** What this task involves **
Will you output all of the data below exactly, omitting the images?

....

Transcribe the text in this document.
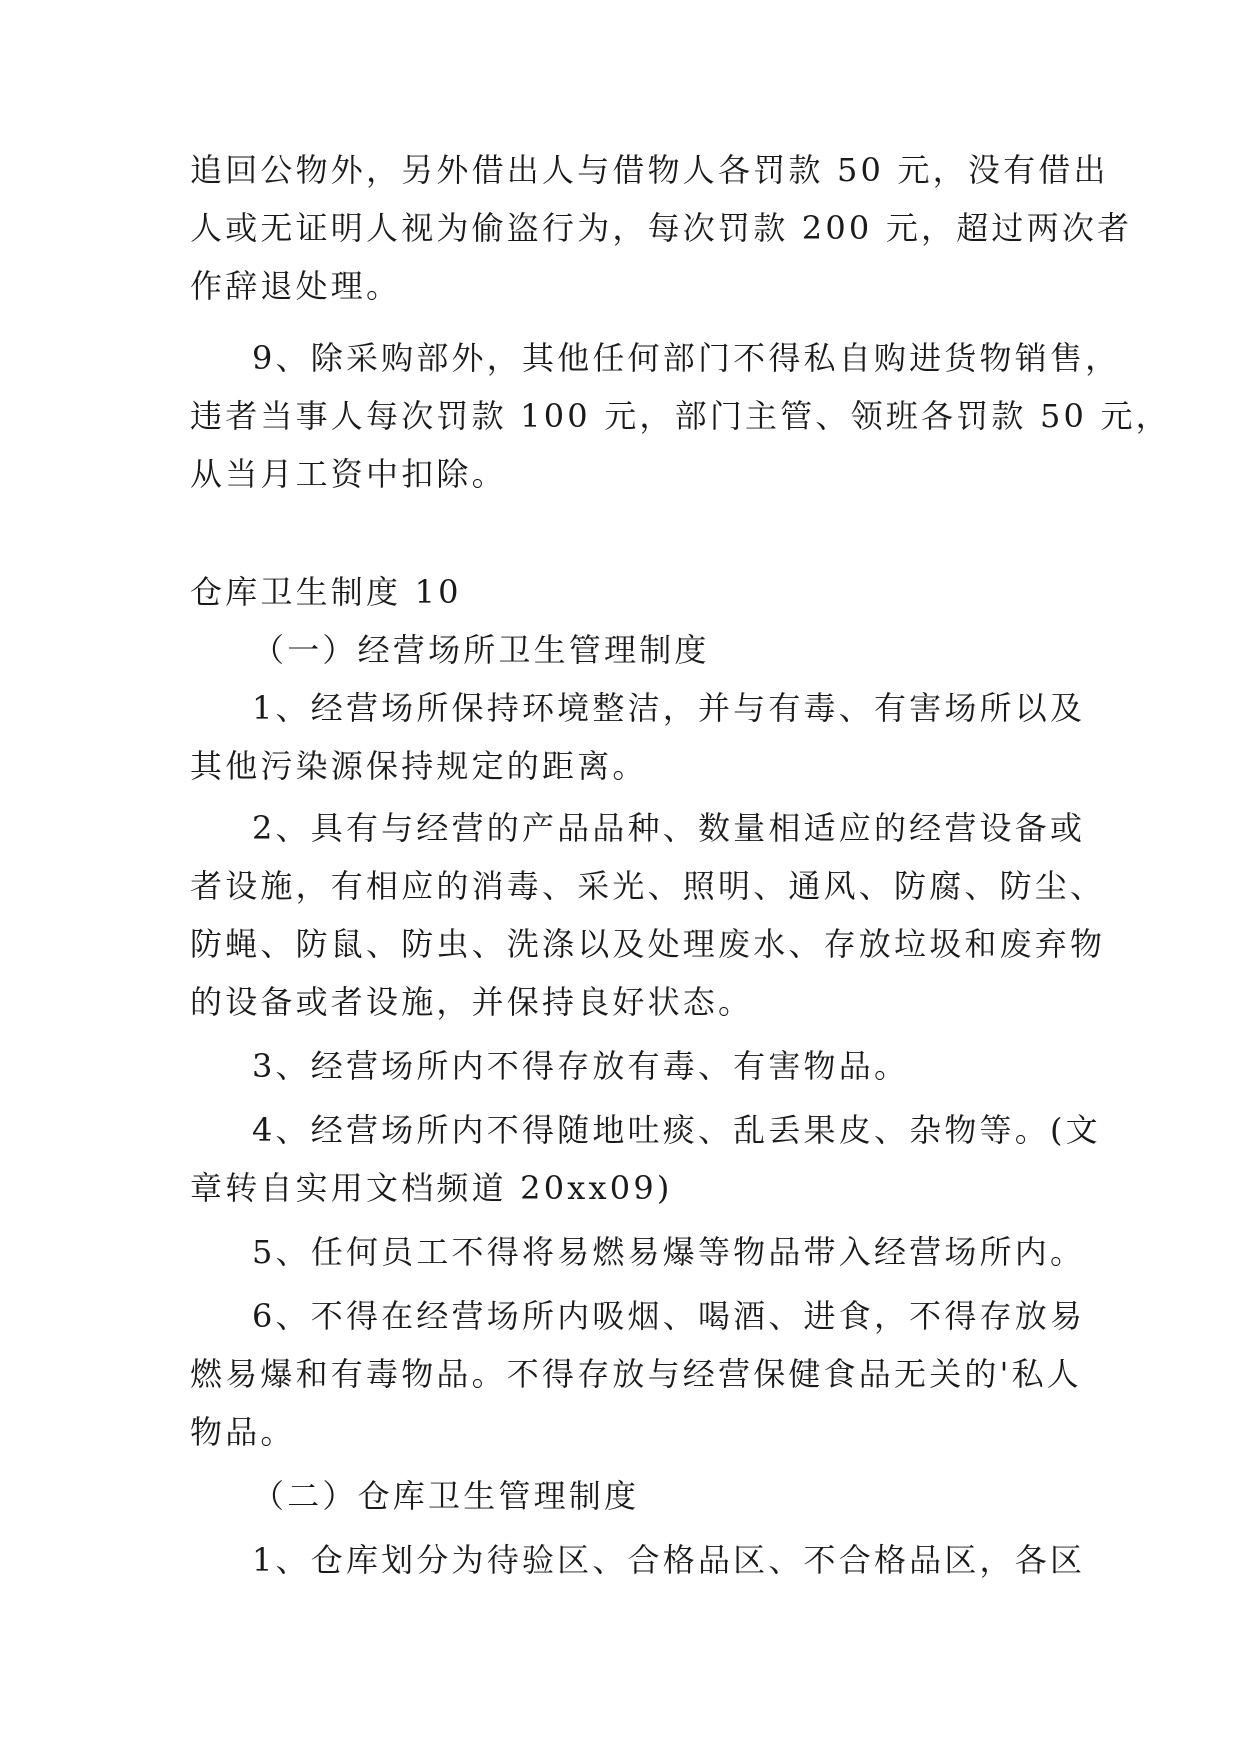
追回公物外，另外借出人与借物人各罚款 50 元，没有借出
人或无证明人视为偷盗行为，每次罚款 200 元，超过两次者
作辞退处理。
9、除采购部外，其他任何部门不得私自购进货物销售，
违者当事人每次罚款 100 元，部门主管、领班各罚款 50 元，
从当月工资中扣除。
仓库卫生制度 10
（一）经营场所卫生管理制度
1、经营场所保持环境整洁，并与有毒、有害场所以及
其他污染源保持规定的距离。
2、具有与经营的产品品种、数量相适应的经营设备或
者设施，有相应的消毒、采光、照明、通风、防腐、防尘、
防蝇、防鼠、防虫、洗涤以及处理废水、存放垃圾和废弃物
的设备或者设施，并保持良好状态。
3、经营场所内不得存放有毒、有害物品。
4、经营场所内不得随地吐痰、乱丢果皮、杂物等。(文
章转自实用文档频道 20xx09)
5、任何员工不得将易燃易爆等物品带入经营场所内。
6、不得在经营场所内吸烟、喝酒、进食，不得存放易
燃易爆和有毒物品。不得存放与经营保健食品无关的'私人
物品。
（二）仓库卫生管理制度
1、仓库划分为待验区、合格品区、不合格品区，各区
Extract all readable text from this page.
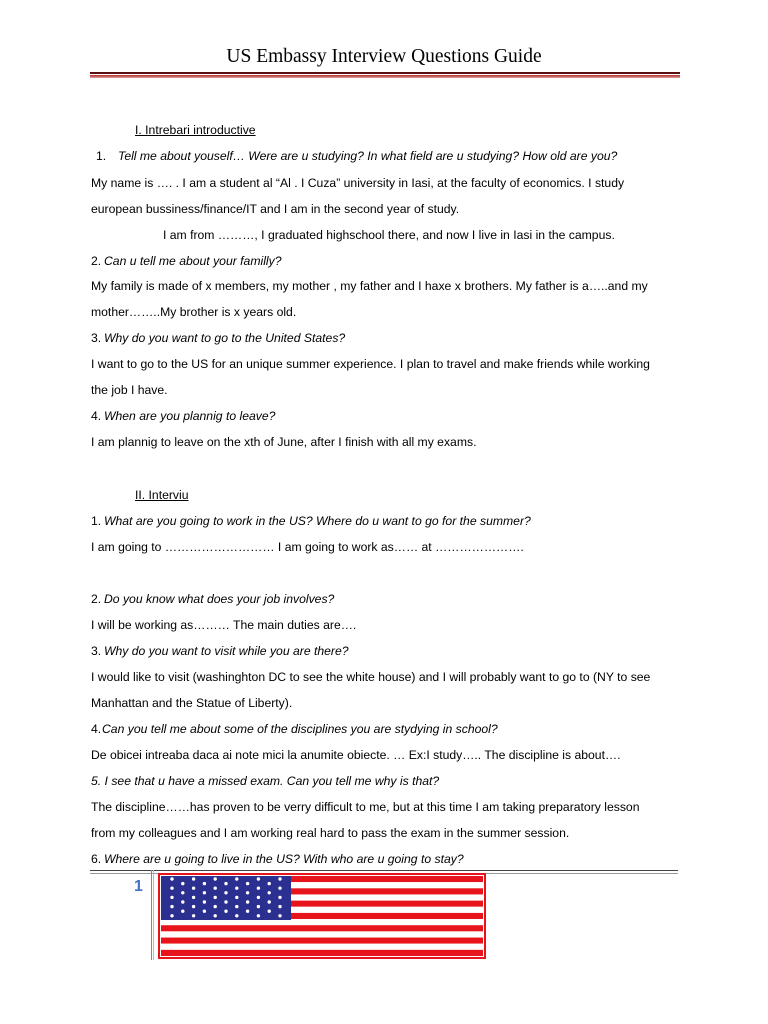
US Embassy Interview Questions Guide
I. Intrebari introductive
1. Tell me about youself… Were are u studying? In what field are u studying? How old are you?
My name is …. . I am a student al “Al . I Cuza” university in Iasi, at the faculty of economics. I study
european bussiness/finance/IT and I am in the second year of study.
I am from ………, I graduated highschool there, and now I live in Iasi in the campus.
2. Can u tell me about your familly?
My family is made of x members, my mother , my father and I haxe x brothers. My father is a…..and my
mother……..My brother is x years old.
3. Why do you want to go to the United States?
I want to go to the US for an unique summer experience. I plan to travel and make friends while working
the job I have.
4. When are you plannig to leave?
I am plannig to leave on the xth of June, after I finish with all my exams.
II. Interviu
1. What are you going to work in the US? Where do u want to go for the summer?
I am going to ……………………… I am going to work as…… at ………………….
2. Do you know what does your job involves?
I will be working as……… The main duties are….
3. Why do you want to visit while you are there?
I would like to visit (washinghton DC to see the white house) and I will probably want to go to (NY to see
Manhattan and the Statue of Liberty).
4. Can you tell me about some of the disciplines you are stydying in school?
De obicei intreaba daca ai note mici la anumite obiecte. … Ex:I study….. The discipline is about….
5. I see that u have a missed exam. Can you tell me why is that?
The discipline……has proven to be verry difficult to me, but at this time I am taking preparatory lesson
from my colleagues and I am working real hard to pass the exam in the summer session.
6. Where are u going to live in the US? With who are u going to stay?
1
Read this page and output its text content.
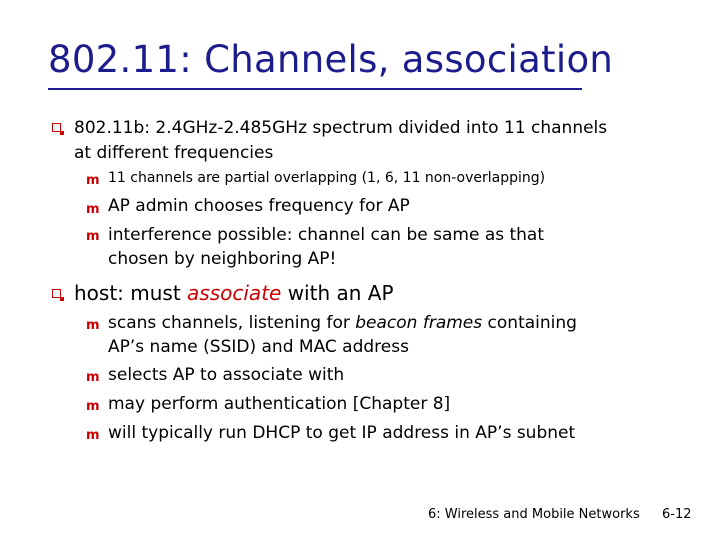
802.11: Channels, association
802.11b: 2.4GHz-2.485GHz spectrum divided into 11 channels
at different frequencies
m 11 channels are partial overlapping (1, 6, 11 non-overlapping)
m AP admin chooses frequency for AP
m interference possible: channel can be same as that
chosen by neighboring AP!
host: must associate with an AP
m scans channels, listening for beacon frames containing
AP’s name (SSID) and MAC address
m selects AP to associate with
m may perform authentication [Chapter 8]
m will typically run DHCP to get IP address in AP’s subnet
6: Wireless and Mobile Networks 6-12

....

** Answer for the task **
Transcribe the text in this document.
追回公物外，另外借出人与借物人各罚款 50 元，没有借出
人或无证明人视为偷盗行为，每次罚款 200 元，超过两次者
作辞退处理。
9、除采购部外，其他任何部门不得私自购进货物销售，
违者当事人每次罚款 100 元，部门主管、领班各罚款 50 元，
从当月工资中扣除。
仓库卫生制度 10
（一）经营场所卫生管理制度
1、经营场所保持环境整洁，并与有毒、有害场所以及
其他污染源保持规定的距离。
2、具有与经营的产品品种、数量相适应的经营设备或
者设施，有相应的消毒、采光、照明、通风、防腐、防尘、
防蝇、防鼠、防虫、洗涤以及处理废水、存放垃圾和废弃物
的设备或者设施，并保持良好状态。
3、经营场所内不得存放有毒、有害物品。
4、经营场所内不得随地吐痰、乱丢果皮、杂物等。(文
章转自实用文档频道 20xx09)
5、任何员工不得将易燃易爆等物品带入经营场所内。
6、不得在经营场所内吸烟、喝酒、进食，不得存放易
燃易爆和有毒物品。不得存放与经营保健食品无关的'私人
物品。
（二）仓库卫生管理制度
1、仓库划分为待验区、合格品区、不合格品区，各区
Extract all readable text from this page.
US Embassy Interview Questions Guide
I. Intrebari introductive
1. Tell me about youself… Were are u studying? In what field are u studying? How old are you?
My name is …. . I am a student al “Al . I Cuza” university in Iasi, at the faculty of economics. I study
european bussiness/finance/IT and I am in the second year of study.
I am from ………, I graduated highschool there, and now I live in Iasi in the campus.
2. Can u tell me about your familly?
My family is made of x members, my mother , my father and I haxe x brothers. My father is a…..and my
mother……..My brother is x years old.
3. Why do you want to go to the United States?
I want to go to the US for an unique summer experience. I plan to travel and make friends while working
the job I have.
4. When are you plannig to leave?
I am plannig to leave on the xth of June, after I finish with all my exams.
II. Interviu
1. What are you going to work in the US? Where do u want to go for the summer?
I am going to ……………………… I am going to work as…… at ………………….
2. Do you know what does your job involves?
I will be working as……… The main duties are….
3. Why do you want to visit while you are there?
I would like to visit (washinghton DC to see the white house) and I will probably want to go to (NY to see
Manhattan and the Statue of Liberty).
4. Can you tell me about some of the disciplines you are stydying in school?
De obicei intreaba daca ai note mici la anumite obiecte. … Ex:I study….. The discipline is about….
5. I see that u have a missed exam. Can you tell me why is that?
The discipline……has proven to be verry difficult to me, but at this time I am taking preparatory lesson
from my colleagues and I am working real hard to pass the exam in the summer session.
6. Where are u going to live in the US? With who are u going to stay?
1
Read this page and output its text content.
802.11: Channels, association
802.11b: 2.4GHz-2.485GHz spectrum divided into 11 channels
at different frequencies
m 11 channels are partial overlapping (1, 6, 11 non-overlapping)
m AP admin chooses frequency for AP
m interference possible: channel can be same as that
chosen by neighboring AP!
host: must associate with an AP
m scans channels, listening for beacon frames containing
AP’s name (SSID) and MAC address
m selects AP to associate with
m may perform authentication [Chapter 8]
m will typically run DHCP to get IP address in AP’s subnet
6: Wireless and Mobile Networks 6-12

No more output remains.